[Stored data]

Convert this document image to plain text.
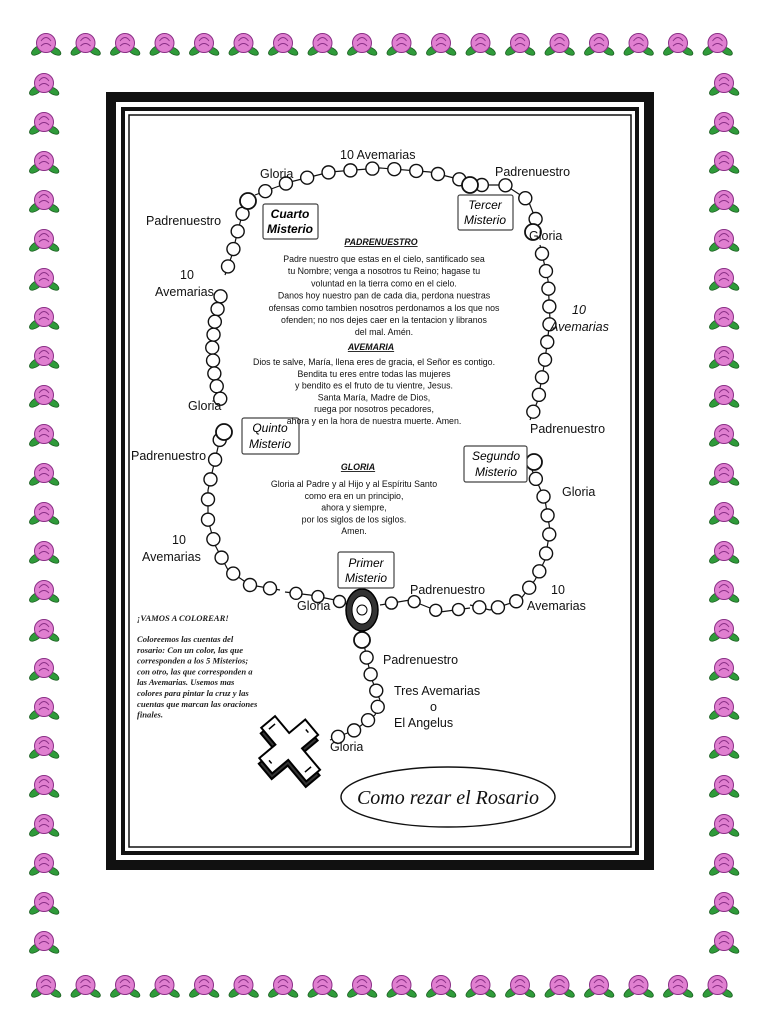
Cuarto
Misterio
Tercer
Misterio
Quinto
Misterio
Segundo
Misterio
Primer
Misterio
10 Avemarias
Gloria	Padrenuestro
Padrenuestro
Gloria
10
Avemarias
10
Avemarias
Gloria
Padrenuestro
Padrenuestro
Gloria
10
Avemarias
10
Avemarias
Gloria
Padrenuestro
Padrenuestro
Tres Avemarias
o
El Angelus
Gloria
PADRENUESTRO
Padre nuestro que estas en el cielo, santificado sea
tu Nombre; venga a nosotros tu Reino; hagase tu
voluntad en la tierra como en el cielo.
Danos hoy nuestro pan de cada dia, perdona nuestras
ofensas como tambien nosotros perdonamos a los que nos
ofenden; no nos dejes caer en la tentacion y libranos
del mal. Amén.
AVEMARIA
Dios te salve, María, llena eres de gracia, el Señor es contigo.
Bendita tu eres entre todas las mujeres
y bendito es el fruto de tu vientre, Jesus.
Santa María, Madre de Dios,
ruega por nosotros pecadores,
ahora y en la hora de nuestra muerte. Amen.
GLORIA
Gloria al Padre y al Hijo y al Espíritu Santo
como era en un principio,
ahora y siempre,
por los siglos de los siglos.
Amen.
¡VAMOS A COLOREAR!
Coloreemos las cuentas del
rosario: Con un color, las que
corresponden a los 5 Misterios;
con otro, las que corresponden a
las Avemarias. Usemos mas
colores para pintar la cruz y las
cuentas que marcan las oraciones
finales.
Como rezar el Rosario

---

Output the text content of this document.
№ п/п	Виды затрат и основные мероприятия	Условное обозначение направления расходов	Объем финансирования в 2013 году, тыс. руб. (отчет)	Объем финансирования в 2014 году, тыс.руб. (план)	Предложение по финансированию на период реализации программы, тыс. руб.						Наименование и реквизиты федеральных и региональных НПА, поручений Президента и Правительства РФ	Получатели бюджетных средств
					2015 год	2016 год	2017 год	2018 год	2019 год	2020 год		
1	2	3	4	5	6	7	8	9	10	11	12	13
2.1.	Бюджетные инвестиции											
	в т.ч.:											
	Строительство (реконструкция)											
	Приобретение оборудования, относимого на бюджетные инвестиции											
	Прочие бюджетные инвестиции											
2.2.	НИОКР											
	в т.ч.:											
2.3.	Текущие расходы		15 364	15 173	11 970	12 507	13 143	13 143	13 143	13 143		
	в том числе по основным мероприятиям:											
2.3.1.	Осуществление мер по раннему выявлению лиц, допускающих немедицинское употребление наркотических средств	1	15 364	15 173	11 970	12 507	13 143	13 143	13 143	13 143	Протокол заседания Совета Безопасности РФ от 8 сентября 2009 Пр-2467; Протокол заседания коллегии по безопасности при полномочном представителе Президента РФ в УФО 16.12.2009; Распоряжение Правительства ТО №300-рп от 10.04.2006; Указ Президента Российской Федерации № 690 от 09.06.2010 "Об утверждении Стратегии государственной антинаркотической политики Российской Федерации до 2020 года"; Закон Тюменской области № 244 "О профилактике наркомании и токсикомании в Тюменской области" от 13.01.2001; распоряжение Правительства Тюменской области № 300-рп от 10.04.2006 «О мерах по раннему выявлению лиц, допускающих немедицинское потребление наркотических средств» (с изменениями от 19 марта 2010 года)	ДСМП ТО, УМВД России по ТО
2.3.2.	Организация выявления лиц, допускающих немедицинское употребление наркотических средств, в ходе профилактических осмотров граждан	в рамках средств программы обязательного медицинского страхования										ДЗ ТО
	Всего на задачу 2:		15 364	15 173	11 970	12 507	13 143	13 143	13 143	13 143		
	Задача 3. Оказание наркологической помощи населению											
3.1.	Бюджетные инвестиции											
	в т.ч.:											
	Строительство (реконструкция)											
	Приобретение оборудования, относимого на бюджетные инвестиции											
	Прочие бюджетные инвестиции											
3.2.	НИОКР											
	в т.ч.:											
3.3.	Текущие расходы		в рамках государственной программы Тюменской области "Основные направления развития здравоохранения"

→ **SHORT TASK**
Take every line containing the word "nosotros" and copy it.

→ **IN RESPONSE**
tu Nombre; venga a nosotros tu Reino; hagase tu
ofensas como tambien nosotros perdonamos a los que nos
ruega por nosotros pecadores,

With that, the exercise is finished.